[Records from a collection]
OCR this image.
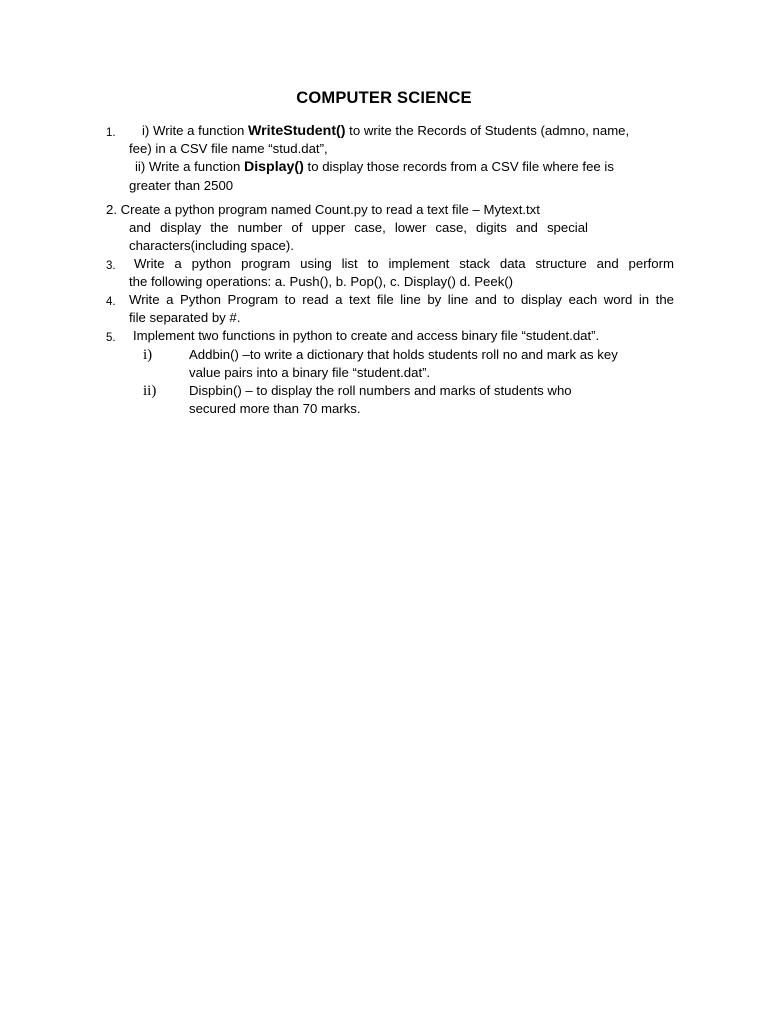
COMPUTER SCIENCE
1. i) Write a function WriteStudent() to write the Records of Students (admno, name,
fee) in a CSV file name “stud.dat”,
ii) Write a function Display() to display those records from a CSV file where fee is
greater than 2500
2. Create a python program named Count.py to read a text file – Mytext.txt
and display the number of upper case, lower case, digits and special
characters(including space).
3. Write a python program using list to implement stack data structure and perform
the following operations: a. Push(), b. Pop(), c. Display() d. Peek()
4. Write a Python Program to read a text file line by line and to display each word in the
file separated by #.
5. Implement two functions in python to create and access binary file “student.dat”.
i)	Addbin() –to write a dictionary that holds students roll no and mark as key
value pairs into a binary file “student.dat”.
ii) Dispbin() – to display the roll numbers and marks of students who
secured more than 70 marks.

§ CHALLENGE: Each line that holds the word "marks" is to be copied.

§ ANSWER TO THE PROBLEM:
ii) Dispbin() – to display the roll numbers and marks of students who
secured more than 70 marks.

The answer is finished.